Write out all of the data without omission, exactly as shown.

··· STORED DATA

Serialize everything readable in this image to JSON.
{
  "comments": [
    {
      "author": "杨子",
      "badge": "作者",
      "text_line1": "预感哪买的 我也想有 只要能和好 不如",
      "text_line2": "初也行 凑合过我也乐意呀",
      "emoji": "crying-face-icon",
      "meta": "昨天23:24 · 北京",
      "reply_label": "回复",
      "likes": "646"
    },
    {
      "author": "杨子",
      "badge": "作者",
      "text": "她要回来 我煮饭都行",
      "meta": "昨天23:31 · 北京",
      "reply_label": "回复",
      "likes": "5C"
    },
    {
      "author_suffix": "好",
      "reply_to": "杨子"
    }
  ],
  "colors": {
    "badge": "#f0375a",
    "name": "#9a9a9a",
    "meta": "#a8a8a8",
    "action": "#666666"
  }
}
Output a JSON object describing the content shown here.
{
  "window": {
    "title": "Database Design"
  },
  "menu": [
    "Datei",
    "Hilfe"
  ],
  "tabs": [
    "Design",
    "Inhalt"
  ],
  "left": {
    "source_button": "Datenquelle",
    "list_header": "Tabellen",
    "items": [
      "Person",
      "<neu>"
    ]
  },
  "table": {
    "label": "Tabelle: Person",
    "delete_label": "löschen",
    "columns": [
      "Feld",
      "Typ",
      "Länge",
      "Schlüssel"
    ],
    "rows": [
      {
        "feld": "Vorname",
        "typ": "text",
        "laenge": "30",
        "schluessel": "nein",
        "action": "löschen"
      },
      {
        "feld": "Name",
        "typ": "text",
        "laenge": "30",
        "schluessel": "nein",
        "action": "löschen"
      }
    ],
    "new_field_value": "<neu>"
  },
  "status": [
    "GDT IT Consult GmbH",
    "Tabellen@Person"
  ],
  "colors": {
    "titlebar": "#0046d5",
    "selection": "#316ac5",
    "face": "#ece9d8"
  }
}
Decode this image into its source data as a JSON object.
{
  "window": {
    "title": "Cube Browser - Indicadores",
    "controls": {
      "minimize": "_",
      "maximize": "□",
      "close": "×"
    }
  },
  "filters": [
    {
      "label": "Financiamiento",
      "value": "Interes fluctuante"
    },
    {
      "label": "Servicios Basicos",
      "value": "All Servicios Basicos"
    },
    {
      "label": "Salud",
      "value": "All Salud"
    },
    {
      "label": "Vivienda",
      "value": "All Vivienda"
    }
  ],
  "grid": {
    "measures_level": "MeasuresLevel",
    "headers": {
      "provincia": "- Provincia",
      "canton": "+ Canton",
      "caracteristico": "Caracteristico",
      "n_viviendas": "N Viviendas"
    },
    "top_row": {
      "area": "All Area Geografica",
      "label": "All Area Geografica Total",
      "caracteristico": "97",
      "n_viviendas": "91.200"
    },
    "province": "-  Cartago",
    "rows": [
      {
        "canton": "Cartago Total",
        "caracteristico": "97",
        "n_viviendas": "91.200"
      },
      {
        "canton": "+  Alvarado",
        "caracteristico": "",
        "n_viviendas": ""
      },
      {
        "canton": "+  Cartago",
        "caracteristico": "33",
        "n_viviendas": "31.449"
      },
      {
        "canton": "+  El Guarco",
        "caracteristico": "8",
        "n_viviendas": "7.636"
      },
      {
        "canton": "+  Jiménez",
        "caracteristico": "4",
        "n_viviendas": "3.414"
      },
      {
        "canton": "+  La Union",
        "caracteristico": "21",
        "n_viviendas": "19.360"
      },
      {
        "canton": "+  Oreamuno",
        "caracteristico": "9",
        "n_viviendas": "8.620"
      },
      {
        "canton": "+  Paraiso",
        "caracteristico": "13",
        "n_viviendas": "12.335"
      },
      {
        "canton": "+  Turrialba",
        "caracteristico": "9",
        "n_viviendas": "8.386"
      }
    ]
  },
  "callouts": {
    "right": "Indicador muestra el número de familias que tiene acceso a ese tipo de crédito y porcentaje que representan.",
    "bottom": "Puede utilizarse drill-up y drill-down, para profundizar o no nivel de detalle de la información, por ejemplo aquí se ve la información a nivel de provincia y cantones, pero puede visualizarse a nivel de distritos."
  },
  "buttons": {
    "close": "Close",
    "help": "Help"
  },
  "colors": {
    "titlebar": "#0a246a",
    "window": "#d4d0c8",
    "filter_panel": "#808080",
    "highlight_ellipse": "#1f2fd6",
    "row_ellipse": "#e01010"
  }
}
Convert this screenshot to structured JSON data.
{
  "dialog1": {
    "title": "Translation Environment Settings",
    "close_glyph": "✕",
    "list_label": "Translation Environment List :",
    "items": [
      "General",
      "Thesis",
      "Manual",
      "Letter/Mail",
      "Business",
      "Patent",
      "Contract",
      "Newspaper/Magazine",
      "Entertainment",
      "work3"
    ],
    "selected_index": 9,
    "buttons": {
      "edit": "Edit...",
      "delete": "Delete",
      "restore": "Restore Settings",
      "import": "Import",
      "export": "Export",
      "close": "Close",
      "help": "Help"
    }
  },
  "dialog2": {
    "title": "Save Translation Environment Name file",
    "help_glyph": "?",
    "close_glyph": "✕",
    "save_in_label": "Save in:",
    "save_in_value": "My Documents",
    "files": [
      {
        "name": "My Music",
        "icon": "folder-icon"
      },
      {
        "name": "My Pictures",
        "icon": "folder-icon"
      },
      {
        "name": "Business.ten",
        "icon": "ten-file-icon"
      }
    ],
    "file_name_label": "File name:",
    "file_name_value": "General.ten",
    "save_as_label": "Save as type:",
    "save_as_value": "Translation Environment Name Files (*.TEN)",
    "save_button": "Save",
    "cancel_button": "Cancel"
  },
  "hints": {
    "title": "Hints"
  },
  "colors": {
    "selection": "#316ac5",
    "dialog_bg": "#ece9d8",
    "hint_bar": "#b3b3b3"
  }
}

······

• _RESULT FOR THIS EXERCISE_:
Serialize everything readable in this image to JSON.
{
  "comments": [
    {
      "author": "杨子",
      "badge": "作者",
      "text_line1": "预感哪买的 我也想有 只要能和好 不如",
      "text_line2": "初也行 凑合过我也乐意呀",
      "emoji": "crying-face-icon",
      "meta": "昨天23:24 · 北京",
      "reply_label": "回复",
      "likes": "646"
    },
    {
      "author": "杨子",
      "badge": "作者",
      "text": "她要回来 我煮饭都行",
      "meta": "昨天23:31 · 北京",
      "reply_label": "回复",
      "likes": "5C"
    },
    {
      "author_suffix": "好",
      "reply_to": "杨子"
    }
  ],
  "colors": {
    "badge": "#f0375a",
    "name": "#9a9a9a",
    "meta": "#a8a8a8",
    "action": "#666666"
  }
}
Output a JSON object describing the content shown here.
{
  "window": {
    "title": "Database Design"
  },
  "menu": [
    "Datei",
    "Hilfe"
  ],
  "tabs": [
    "Design",
    "Inhalt"
  ],
  "left": {
    "source_button": "Datenquelle",
    "list_header": "Tabellen",
    "items": [
      "Person",
      "<neu>"
    ]
  },
  "table": {
    "label": "Tabelle: Person",
    "delete_label": "löschen",
    "columns": [
      "Feld",
      "Typ",
      "Länge",
      "Schlüssel"
    ],
    "rows": [
      {
        "feld": "Vorname",
        "typ": "text",
        "laenge": "30",
        "schluessel": "nein",
        "action": "löschen"
      },
      {
        "feld": "Name",
        "typ": "text",
        "laenge": "30",
        "schluessel": "nein",
        "action": "löschen"
      }
    ],
    "new_field_value": "<neu>"
  },
  "status": [
    "GDT IT Consult GmbH",
    "Tabellen@Person"
  ],
  "colors": {
    "titlebar": "#0046d5",
    "selection": "#316ac5",
    "face": "#ece9d8"
  }
}
Decode this image into its source data as a JSON object.
{
  "window": {
    "title": "Cube Browser - Indicadores",
    "controls": {
      "minimize": "_",
      "maximize": "□",
      "close": "×"
    }
  },
  "filters": [
    {
      "label": "Financiamiento",
      "value": "Interes fluctuante"
    },
    {
      "label": "Servicios Basicos",
      "value": "All Servicios Basicos"
    },
    {
      "label": "Salud",
      "value": "All Salud"
    },
    {
      "label": "Vivienda",
      "value": "All Vivienda"
    }
  ],
  "grid": {
    "measures_level": "MeasuresLevel",
    "headers": {
      "provincia": "- Provincia",
      "canton": "+ Canton",
      "caracteristico": "Caracteristico",
      "n_viviendas": "N Viviendas"
    },
    "top_row": {
      "area": "All Area Geografica",
      "label": "All Area Geografica Total",
      "caracteristico": "97",
      "n_viviendas": "91.200"
    },
    "province": "-  Cartago",
    "rows": [
      {
        "canton": "Cartago Total",
        "caracteristico": "97",
        "n_viviendas": "91.200"
      },
      {
        "canton": "+  Alvarado",
        "caracteristico": "",
        "n_viviendas": ""
      },
      {
        "canton": "+  Cartago",
        "caracteristico": "33",
        "n_viviendas": "31.449"
      },
      {
        "canton": "+  El Guarco",
        "caracteristico": "8",
        "n_viviendas": "7.636"
      },
      {
        "canton": "+  Jiménez",
        "caracteristico": "4",
        "n_viviendas": "3.414"
      },
      {
        "canton": "+  La Union",
        "caracteristico": "21",
        "n_viviendas": "19.360"
      },
      {
        "canton": "+  Oreamuno",
        "caracteristico": "9",
        "n_viviendas": "8.620"
      },
      {
        "canton": "+  Paraiso",
        "caracteristico": "13",
        "n_viviendas": "12.335"
      },
      {
        "canton": "+  Turrialba",
        "caracteristico": "9",
        "n_viviendas": "8.386"
      }
    ]
  },
  "callouts": {
    "right": "Indicador muestra el número de familias que tiene acceso a ese tipo de crédito y porcentaje que representan.",
    "bottom": "Puede utilizarse drill-up y drill-down, para profundizar o no nivel de detalle de la información, por ejemplo aquí se ve la información a nivel de provincia y cantones, pero puede visualizarse a nivel de distritos."
  },
  "buttons": {
    "close": "Close",
    "help": "Help"
  },
  "colors": {
    "titlebar": "#0a246a",
    "window": "#d4d0c8",
    "filter_panel": "#808080",
    "highlight_ellipse": "#1f2fd6",
    "row_ellipse": "#e01010"
  }
}
Convert this screenshot to structured JSON data.
{
  "dialog1": {
    "title": "Translation Environment Settings",
    "close_glyph": "✕",
    "list_label": "Translation Environment List :",
    "items": [
      "General",
      "Thesis",
      "Manual",
      "Letter/Mail",
      "Business",
      "Patent",
      "Contract",
      "Newspaper/Magazine",
      "Entertainment",
      "work3"
    ],
    "selected_index": 9,
    "buttons": {
      "edit": "Edit...",
      "delete": "Delete",
      "restore": "Restore Settings",
      "import": "Import",
      "export": "Export",
      "close": "Close",
      "help": "Help"
    }
  },
  "dialog2": {
    "title": "Save Translation Environment Name file",
    "help_glyph": "?",
    "close_glyph": "✕",
    "save_in_label": "Save in:",
    "save_in_value": "My Documents",
    "files": [
      {
        "name": "My Music",
        "icon": "folder-icon"
      },
      {
        "name": "My Pictures",
        "icon": "folder-icon"
      },
      {
        "name": "Business.ten",
        "icon": "ten-file-icon"
      }
    ],
    "file_name_label": "File name:",
    "file_name_value": "General.ten",
    "save_as_label": "Save as type:",
    "save_as_value": "Translation Environment Name Files (*.TEN)",
    "save_button": "Save",
    "cancel_button": "Cancel"
  },
  "hints": {
    "title": "Hints"
  },
  "colors": {
    "selection": "#316ac5",
    "dialog_bg": "#ece9d8",
    "hint_bar": "#b3b3b3"
  }
}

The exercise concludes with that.